Stored rows:
..............................
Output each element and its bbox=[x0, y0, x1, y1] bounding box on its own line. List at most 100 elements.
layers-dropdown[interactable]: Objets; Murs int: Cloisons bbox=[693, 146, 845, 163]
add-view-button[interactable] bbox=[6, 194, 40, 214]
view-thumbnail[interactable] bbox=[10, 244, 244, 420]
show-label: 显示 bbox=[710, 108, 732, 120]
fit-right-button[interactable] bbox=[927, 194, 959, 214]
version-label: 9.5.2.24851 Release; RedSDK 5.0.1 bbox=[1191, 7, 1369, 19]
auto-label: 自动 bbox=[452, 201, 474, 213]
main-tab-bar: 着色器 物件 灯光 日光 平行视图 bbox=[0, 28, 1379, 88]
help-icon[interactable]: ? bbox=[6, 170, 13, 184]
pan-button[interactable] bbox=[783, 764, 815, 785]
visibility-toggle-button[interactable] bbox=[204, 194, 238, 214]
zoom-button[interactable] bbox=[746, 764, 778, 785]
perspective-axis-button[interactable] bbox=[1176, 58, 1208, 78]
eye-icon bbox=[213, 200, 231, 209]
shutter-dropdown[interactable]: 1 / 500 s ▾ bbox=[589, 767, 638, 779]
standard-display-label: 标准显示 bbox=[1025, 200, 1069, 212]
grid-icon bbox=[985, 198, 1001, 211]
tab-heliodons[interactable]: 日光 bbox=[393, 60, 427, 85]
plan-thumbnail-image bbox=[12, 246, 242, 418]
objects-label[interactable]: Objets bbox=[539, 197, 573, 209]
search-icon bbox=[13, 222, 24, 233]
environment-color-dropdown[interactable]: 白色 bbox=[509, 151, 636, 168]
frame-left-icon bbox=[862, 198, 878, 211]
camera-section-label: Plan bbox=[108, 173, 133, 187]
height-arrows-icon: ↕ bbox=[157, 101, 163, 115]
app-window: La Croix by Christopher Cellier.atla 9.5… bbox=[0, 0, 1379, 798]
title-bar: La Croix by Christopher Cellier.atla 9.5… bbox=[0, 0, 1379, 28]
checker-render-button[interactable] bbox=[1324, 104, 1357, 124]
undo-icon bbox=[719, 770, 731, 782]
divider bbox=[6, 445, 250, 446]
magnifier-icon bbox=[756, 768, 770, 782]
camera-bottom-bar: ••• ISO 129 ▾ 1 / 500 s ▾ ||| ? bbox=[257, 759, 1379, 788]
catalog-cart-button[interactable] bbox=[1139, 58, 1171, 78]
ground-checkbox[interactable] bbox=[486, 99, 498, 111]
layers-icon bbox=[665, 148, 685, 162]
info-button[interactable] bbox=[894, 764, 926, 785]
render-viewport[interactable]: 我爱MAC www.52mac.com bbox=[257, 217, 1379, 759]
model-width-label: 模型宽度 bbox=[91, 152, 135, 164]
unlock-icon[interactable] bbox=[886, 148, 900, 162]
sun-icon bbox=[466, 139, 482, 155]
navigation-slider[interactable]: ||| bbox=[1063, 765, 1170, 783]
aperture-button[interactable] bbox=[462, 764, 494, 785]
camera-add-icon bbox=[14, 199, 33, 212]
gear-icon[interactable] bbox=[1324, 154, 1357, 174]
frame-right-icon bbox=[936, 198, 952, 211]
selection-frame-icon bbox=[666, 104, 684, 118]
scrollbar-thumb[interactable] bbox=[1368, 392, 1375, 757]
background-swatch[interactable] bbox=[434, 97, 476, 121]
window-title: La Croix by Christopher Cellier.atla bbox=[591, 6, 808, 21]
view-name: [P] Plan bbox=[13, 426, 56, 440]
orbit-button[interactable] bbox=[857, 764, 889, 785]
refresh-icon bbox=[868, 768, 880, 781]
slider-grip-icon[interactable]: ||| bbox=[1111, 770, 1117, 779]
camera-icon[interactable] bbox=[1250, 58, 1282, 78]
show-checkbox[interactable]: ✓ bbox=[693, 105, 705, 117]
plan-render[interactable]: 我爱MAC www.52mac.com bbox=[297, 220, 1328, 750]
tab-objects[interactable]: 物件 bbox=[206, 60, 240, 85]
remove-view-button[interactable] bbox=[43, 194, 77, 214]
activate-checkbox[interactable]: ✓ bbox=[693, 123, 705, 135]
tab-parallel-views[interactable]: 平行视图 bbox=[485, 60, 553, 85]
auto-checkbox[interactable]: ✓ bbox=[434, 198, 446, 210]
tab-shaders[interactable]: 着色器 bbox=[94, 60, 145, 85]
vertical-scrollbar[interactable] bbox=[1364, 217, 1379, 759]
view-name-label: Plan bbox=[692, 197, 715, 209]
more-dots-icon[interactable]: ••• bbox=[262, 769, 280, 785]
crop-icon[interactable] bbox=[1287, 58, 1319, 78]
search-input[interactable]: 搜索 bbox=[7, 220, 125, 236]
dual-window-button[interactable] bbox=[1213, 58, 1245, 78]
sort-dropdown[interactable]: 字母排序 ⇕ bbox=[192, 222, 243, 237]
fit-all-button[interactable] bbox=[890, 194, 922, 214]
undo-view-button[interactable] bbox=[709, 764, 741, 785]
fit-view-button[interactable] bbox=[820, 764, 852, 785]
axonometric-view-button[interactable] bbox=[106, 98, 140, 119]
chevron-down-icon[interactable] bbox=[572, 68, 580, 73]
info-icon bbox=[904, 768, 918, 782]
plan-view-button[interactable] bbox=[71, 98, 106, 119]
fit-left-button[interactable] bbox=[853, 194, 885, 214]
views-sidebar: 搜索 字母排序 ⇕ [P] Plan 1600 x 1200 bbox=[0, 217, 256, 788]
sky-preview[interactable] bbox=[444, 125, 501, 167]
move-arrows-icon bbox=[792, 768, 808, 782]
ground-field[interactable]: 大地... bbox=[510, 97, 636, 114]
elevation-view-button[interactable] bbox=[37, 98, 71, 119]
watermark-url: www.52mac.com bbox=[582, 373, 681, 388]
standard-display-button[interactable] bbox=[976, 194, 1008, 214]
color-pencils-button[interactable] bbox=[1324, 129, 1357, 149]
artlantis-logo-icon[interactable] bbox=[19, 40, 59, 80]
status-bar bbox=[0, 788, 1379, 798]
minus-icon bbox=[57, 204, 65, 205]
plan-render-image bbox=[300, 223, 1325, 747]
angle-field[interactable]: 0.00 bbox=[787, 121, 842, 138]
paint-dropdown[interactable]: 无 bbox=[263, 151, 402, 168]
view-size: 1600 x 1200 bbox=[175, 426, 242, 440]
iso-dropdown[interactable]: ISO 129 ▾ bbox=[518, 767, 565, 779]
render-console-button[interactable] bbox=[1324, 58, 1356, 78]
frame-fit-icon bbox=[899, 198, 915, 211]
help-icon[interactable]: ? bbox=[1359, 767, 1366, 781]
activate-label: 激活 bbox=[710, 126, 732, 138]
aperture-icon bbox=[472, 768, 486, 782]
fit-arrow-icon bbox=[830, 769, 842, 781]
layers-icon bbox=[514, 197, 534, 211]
..............................
Set exercise: Quote every line of the items above word for word, in the same order.

Result of the exercise:
Output each element and its bbox=[x0, y0, x1, y1] bounding box on its own line. List at most 100 elements.
layers-dropdown[interactable]: Objets; Murs int: Cloisons bbox=[693, 146, 845, 163]
add-view-button[interactable] bbox=[6, 194, 40, 214]
view-thumbnail[interactable] bbox=[10, 244, 244, 420]
show-label: 显示 bbox=[710, 108, 732, 120]
fit-right-button[interactable] bbox=[927, 194, 959, 214]
version-label: 9.5.2.24851 Release; RedSDK 5.0.1 bbox=[1191, 7, 1369, 19]
auto-label: 自动 bbox=[452, 201, 474, 213]
main-tab-bar: 着色器 物件 灯光 日光 平行视图 bbox=[0, 28, 1379, 88]
help-icon[interactable]: ? bbox=[6, 170, 13, 184]
pan-button[interactable] bbox=[783, 764, 815, 785]
visibility-toggle-button[interactable] bbox=[204, 194, 238, 214]
zoom-button[interactable] bbox=[746, 764, 778, 785]
perspective-axis-button[interactable] bbox=[1176, 58, 1208, 78]
eye-icon bbox=[213, 200, 231, 209]
shutter-dropdown[interactable]: 1 / 500 s ▾ bbox=[589, 767, 638, 779]
standard-display-label: 标准显示 bbox=[1025, 200, 1069, 212]
grid-icon bbox=[985, 198, 1001, 211]
tab-heliodons[interactable]: 日光 bbox=[393, 60, 427, 85]
plan-thumbnail-image bbox=[12, 246, 242, 418]
objects-label[interactable]: Objets bbox=[539, 197, 573, 209]
search-icon bbox=[13, 222, 24, 233]
environment-color-dropdown[interactable]: 白色 bbox=[509, 151, 636, 168]
frame-left-icon bbox=[862, 198, 878, 211]
camera-section-label: Plan bbox=[108, 173, 133, 187]
height-arrows-icon: ↕ bbox=[157, 101, 163, 115]
app-window: La Croix by Christopher Cellier.atla 9.5… bbox=[0, 0, 1379, 798]
title-bar: La Croix by Christopher Cellier.atla 9.5… bbox=[0, 0, 1379, 28]
checker-render-button[interactable] bbox=[1324, 104, 1357, 124]
undo-icon bbox=[719, 770, 731, 782]
divider bbox=[6, 445, 250, 446]
magnifier-icon bbox=[756, 768, 770, 782]
camera-bottom-bar: ••• ISO 129 ▾ 1 / 500 s ▾ ||| ? bbox=[257, 759, 1379, 788]
catalog-cart-button[interactable] bbox=[1139, 58, 1171, 78]
ground-checkbox[interactable] bbox=[486, 99, 498, 111]
layers-icon bbox=[665, 148, 685, 162]
info-button[interactable] bbox=[894, 764, 926, 785]
render-viewport[interactable]: 我爱MAC www.52mac.com bbox=[257, 217, 1379, 759]
model-width-label: 模型宽度 bbox=[91, 152, 135, 164]
unlock-icon[interactable] bbox=[886, 148, 900, 162]
sun-icon bbox=[466, 139, 482, 155]
navigation-slider[interactable]: ||| bbox=[1063, 765, 1170, 783]
aperture-button[interactable] bbox=[462, 764, 494, 785]
camera-add-icon bbox=[14, 199, 33, 212]
gear-icon[interactable] bbox=[1324, 154, 1357, 174]
frame-right-icon bbox=[936, 198, 952, 211]
selection-frame-icon bbox=[666, 104, 684, 118]
scrollbar-thumb[interactable] bbox=[1368, 392, 1375, 757]
background-swatch[interactable] bbox=[434, 97, 476, 121]
window-title: La Croix by Christopher Cellier.atla bbox=[591, 6, 808, 21]
view-name: [P] Plan bbox=[13, 426, 56, 440]
orbit-button[interactable] bbox=[857, 764, 889, 785]
refresh-icon bbox=[868, 768, 880, 781]
slider-grip-icon[interactable]: ||| bbox=[1111, 770, 1117, 779]
camera-icon[interactable] bbox=[1250, 58, 1282, 78]
show-checkbox[interactable]: ✓ bbox=[693, 105, 705, 117]
plan-render[interactable]: 我爱MAC www.52mac.com bbox=[297, 220, 1328, 750]
tab-objects[interactable]: 物件 bbox=[206, 60, 240, 85]
remove-view-button[interactable] bbox=[43, 194, 77, 214]
activate-checkbox[interactable]: ✓ bbox=[693, 123, 705, 135]
tab-parallel-views[interactable]: 平行视图 bbox=[485, 60, 553, 85]
auto-checkbox[interactable]: ✓ bbox=[434, 198, 446, 210]
tab-shaders[interactable]: 着色器 bbox=[94, 60, 145, 85]
vertical-scrollbar[interactable] bbox=[1364, 217, 1379, 759]
view-name-label: Plan bbox=[692, 197, 715, 209]
more-dots-icon[interactable]: ••• bbox=[262, 769, 280, 785]
crop-icon[interactable] bbox=[1287, 58, 1319, 78]
search-input[interactable]: 搜索 bbox=[7, 220, 125, 236]
dual-window-button[interactable] bbox=[1213, 58, 1245, 78]
sort-dropdown[interactable]: 字母排序 ⇕ bbox=[192, 222, 243, 237]
fit-all-button[interactable] bbox=[890, 194, 922, 214]
undo-view-button[interactable] bbox=[709, 764, 741, 785]
fit-view-button[interactable] bbox=[820, 764, 852, 785]
axonometric-view-button[interactable] bbox=[106, 98, 140, 119]
chevron-down-icon[interactable] bbox=[572, 68, 580, 73]
info-icon bbox=[904, 768, 918, 782]
plan-view-button[interactable] bbox=[71, 98, 106, 119]
fit-left-button[interactable] bbox=[853, 194, 885, 214]
views-sidebar: 搜索 字母排序 ⇕ [P] Plan 1600 x 1200 bbox=[0, 217, 256, 788]
sky-preview[interactable] bbox=[444, 125, 501, 167]
move-arrows-icon bbox=[792, 768, 808, 782]
ground-field[interactable]: 大地... bbox=[510, 97, 636, 114]
elevation-view-button[interactable] bbox=[37, 98, 71, 119]
watermark-url: www.52mac.com bbox=[582, 373, 681, 388]
standard-display-button[interactable] bbox=[976, 194, 1008, 214]
color-pencils-button[interactable] bbox=[1324, 129, 1357, 149]
artlantis-logo-icon[interactable] bbox=[19, 40, 59, 80]
status-bar bbox=[0, 788, 1379, 798]
minus-icon bbox=[57, 204, 65, 205]
plan-render-image bbox=[300, 223, 1325, 747]
angle-field[interactable]: 0.00 bbox=[787, 121, 842, 138]
paint-dropdown[interactable]: 无 bbox=[263, 151, 402, 168]
view-size: 1600 x 1200 bbox=[175, 426, 242, 440]
iso-dropdown[interactable]: ISO 129 ▾ bbox=[518, 767, 565, 779]
render-console-button[interactable] bbox=[1324, 58, 1356, 78]
frame-fit-icon bbox=[899, 198, 915, 211]
help-icon[interactable]: ? bbox=[1359, 767, 1366, 781]
activate-label: 激活 bbox=[710, 126, 732, 138]
aperture-icon bbox=[472, 768, 486, 782]
fit-arrow-icon bbox=[830, 769, 842, 781]
layers-icon bbox=[514, 197, 534, 211]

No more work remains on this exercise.